- [Task]: Filter the listing and keep only the lines with the word "方程分母中不含未知数".

— START Entries shown —

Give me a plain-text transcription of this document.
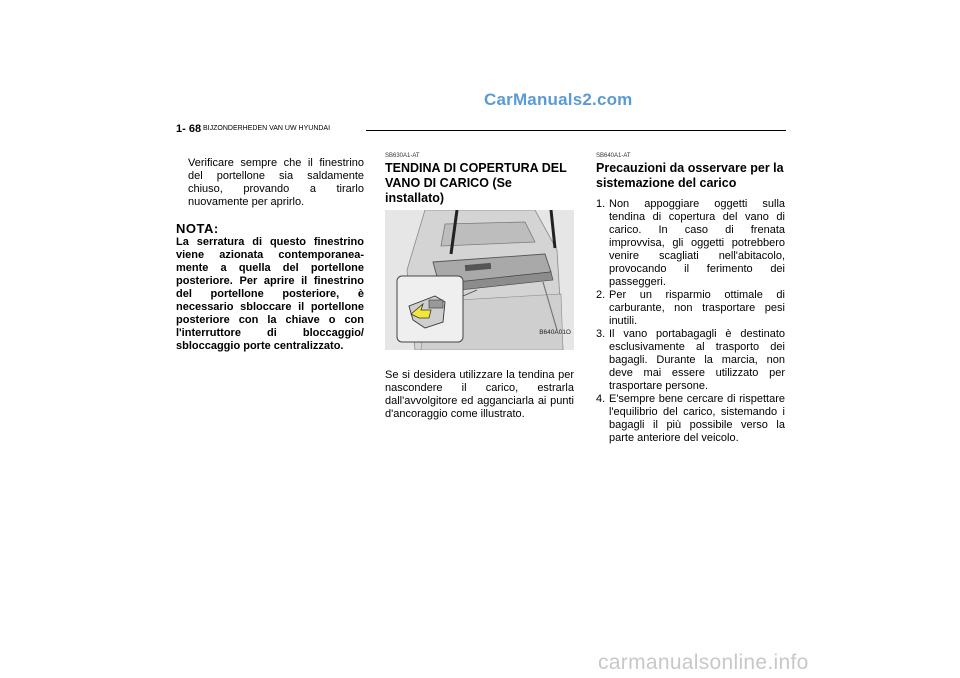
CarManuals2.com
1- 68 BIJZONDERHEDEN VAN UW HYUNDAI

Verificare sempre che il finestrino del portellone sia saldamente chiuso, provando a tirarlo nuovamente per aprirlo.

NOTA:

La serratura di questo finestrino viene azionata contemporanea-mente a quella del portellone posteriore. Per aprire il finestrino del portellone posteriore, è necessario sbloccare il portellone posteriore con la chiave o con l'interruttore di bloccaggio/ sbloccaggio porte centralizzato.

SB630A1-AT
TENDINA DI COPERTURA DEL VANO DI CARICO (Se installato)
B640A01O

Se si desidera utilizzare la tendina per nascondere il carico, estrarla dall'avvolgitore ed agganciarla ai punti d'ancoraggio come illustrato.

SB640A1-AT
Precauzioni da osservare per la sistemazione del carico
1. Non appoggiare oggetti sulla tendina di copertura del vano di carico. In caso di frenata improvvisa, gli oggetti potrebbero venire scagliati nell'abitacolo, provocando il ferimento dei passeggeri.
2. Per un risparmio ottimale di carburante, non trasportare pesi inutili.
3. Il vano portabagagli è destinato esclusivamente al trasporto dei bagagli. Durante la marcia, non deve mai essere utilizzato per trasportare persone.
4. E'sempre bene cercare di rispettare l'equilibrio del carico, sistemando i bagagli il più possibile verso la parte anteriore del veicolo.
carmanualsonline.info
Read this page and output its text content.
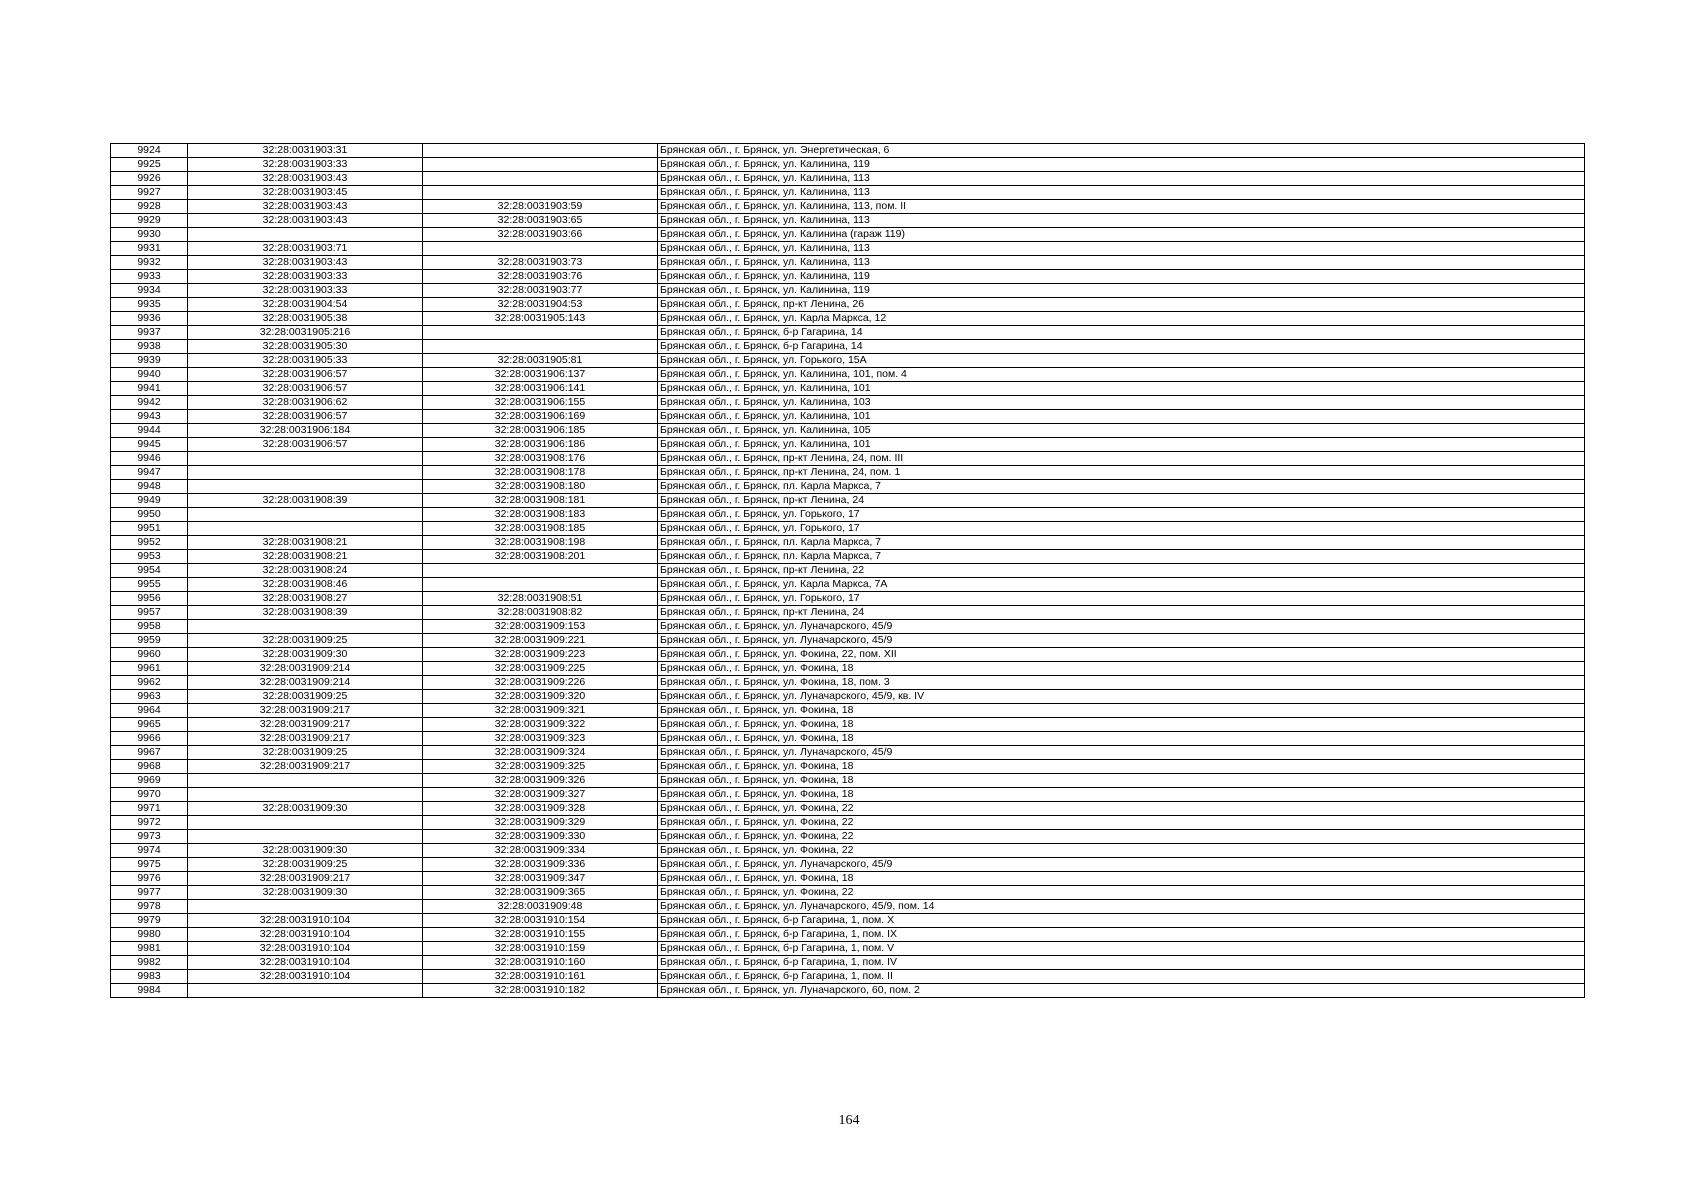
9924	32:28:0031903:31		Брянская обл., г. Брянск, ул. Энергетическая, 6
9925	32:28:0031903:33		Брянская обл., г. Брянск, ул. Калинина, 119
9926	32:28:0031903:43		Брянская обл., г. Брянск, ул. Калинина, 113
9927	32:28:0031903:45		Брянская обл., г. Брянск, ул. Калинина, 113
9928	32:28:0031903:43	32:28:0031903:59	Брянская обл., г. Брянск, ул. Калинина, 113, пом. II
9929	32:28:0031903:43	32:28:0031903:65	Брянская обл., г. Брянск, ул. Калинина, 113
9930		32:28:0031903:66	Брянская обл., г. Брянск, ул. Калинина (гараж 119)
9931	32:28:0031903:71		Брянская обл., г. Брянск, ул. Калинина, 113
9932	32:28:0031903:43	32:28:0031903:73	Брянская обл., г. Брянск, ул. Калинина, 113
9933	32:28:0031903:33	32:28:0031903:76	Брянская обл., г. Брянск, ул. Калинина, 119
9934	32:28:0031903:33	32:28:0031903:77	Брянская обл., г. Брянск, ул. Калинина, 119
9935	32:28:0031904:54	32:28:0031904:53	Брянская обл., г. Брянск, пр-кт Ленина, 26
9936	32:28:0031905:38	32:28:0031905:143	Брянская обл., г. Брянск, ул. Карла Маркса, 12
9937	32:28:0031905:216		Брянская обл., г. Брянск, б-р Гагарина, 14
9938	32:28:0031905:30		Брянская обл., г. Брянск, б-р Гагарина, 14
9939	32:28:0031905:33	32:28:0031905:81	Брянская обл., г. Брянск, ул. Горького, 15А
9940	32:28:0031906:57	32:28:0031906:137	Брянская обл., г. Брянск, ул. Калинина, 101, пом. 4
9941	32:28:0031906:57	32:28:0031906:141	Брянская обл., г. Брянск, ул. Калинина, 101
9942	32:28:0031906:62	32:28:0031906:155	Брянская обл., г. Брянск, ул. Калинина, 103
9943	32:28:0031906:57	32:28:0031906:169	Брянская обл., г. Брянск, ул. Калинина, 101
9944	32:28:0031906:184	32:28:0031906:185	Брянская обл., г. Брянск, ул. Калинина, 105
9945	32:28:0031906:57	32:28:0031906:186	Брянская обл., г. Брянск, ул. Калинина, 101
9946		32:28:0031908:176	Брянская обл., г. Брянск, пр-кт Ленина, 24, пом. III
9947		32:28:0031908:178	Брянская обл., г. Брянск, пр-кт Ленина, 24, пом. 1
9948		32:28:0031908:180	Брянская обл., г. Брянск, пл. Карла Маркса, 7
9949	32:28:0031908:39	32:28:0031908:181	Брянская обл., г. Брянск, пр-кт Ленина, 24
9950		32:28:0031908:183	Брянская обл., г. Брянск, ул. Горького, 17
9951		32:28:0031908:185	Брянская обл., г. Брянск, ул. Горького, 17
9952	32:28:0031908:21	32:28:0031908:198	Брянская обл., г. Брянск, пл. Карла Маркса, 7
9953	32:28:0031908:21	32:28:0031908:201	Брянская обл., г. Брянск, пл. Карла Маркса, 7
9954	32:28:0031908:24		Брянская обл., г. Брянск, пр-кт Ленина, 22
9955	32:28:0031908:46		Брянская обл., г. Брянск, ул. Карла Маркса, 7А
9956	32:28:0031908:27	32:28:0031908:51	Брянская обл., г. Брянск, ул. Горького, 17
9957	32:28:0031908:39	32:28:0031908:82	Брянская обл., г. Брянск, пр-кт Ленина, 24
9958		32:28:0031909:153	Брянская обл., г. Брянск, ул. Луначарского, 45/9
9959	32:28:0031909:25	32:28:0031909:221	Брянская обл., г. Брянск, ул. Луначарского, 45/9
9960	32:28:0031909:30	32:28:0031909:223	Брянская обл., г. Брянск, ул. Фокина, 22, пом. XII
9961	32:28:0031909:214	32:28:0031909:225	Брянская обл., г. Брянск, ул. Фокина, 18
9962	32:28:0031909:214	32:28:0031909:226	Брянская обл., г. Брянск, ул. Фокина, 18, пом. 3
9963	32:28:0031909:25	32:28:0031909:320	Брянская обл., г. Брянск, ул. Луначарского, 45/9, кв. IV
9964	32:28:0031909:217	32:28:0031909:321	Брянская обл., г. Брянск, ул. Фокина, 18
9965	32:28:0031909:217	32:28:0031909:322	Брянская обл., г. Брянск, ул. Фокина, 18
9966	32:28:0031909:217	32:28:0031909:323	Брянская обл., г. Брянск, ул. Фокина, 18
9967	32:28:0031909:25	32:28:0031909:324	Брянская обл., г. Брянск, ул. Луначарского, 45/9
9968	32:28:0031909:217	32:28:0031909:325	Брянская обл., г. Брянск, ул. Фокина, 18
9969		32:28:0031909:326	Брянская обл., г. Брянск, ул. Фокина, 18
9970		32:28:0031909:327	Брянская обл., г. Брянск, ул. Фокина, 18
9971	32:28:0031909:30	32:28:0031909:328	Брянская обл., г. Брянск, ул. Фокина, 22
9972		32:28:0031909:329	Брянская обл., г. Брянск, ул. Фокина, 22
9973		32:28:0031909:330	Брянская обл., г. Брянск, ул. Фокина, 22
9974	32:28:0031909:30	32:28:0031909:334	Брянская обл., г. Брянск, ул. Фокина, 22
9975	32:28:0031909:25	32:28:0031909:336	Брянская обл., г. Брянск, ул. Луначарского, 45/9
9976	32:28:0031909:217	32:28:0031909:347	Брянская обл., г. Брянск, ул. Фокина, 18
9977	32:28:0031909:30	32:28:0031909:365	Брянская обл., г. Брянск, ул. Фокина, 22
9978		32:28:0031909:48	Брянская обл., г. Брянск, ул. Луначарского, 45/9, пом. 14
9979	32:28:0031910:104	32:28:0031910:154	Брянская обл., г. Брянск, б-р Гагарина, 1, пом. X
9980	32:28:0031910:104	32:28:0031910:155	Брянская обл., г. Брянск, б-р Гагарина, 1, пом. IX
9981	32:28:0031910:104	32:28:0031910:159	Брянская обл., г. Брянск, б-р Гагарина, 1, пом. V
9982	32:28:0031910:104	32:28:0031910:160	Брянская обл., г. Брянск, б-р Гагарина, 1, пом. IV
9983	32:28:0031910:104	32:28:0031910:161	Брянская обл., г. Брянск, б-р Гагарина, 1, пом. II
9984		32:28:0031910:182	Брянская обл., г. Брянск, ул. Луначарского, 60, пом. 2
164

— END Entries shown —
— START Entries shown —

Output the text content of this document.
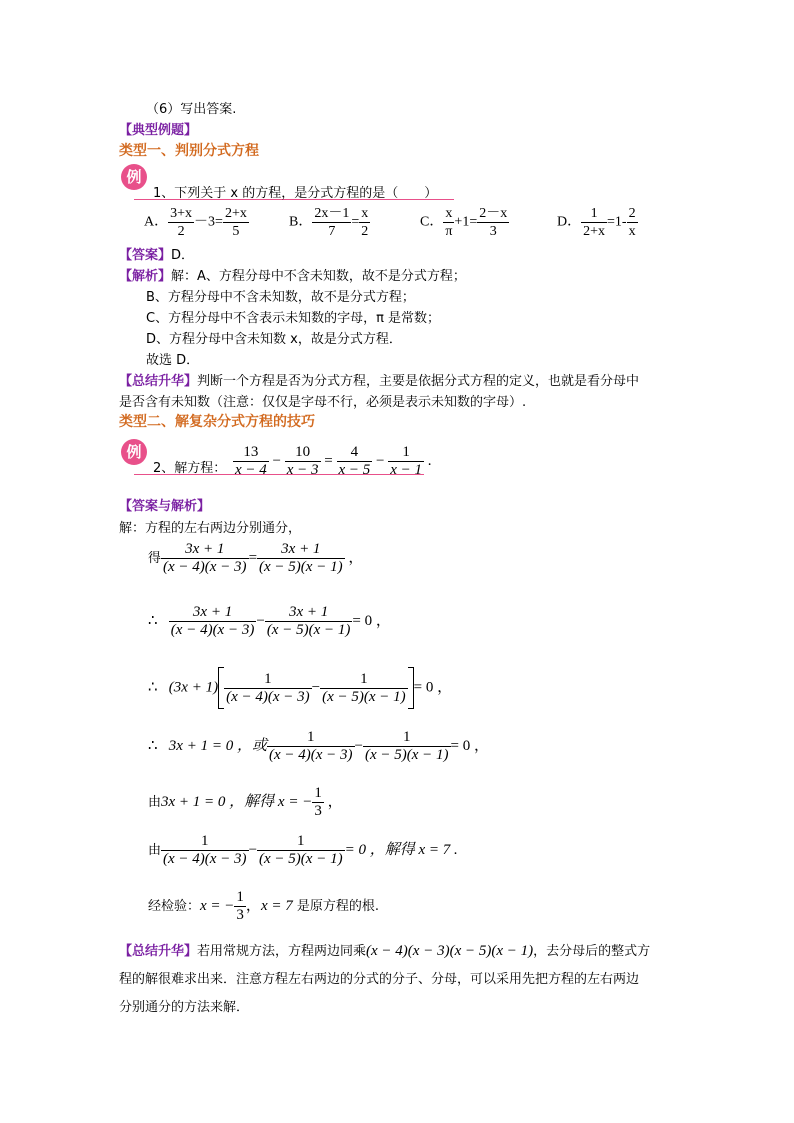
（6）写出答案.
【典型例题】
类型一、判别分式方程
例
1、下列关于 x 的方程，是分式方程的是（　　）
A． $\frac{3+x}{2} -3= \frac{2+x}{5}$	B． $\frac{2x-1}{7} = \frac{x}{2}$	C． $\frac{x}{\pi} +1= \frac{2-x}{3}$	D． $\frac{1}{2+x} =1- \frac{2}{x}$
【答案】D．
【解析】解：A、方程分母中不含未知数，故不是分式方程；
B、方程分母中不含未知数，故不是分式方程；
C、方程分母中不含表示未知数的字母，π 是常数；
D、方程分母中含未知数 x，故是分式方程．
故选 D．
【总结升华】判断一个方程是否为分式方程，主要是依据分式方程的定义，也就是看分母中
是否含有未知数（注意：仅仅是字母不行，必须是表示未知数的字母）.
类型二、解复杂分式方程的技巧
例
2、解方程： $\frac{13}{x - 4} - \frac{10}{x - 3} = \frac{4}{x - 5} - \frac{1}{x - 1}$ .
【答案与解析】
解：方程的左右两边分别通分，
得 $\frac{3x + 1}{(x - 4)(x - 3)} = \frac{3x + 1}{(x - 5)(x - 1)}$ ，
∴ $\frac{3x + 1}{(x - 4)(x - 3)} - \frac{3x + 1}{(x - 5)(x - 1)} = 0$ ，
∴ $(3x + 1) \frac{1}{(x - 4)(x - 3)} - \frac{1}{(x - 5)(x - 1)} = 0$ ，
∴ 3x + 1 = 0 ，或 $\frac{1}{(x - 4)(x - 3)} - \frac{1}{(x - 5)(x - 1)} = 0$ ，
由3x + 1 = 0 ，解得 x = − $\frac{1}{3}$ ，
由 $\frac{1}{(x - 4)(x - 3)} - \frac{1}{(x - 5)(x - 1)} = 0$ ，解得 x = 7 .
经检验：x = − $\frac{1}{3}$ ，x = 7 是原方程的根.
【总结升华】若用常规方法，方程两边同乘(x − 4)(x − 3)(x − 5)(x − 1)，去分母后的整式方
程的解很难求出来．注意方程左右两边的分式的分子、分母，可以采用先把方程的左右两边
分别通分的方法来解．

— END Entries shown —

- [Exercise output]:
【解析】解：A、方程分母中不含未知数，故不是分式方程；
B、方程分母中不含未知数，故不是分式方程；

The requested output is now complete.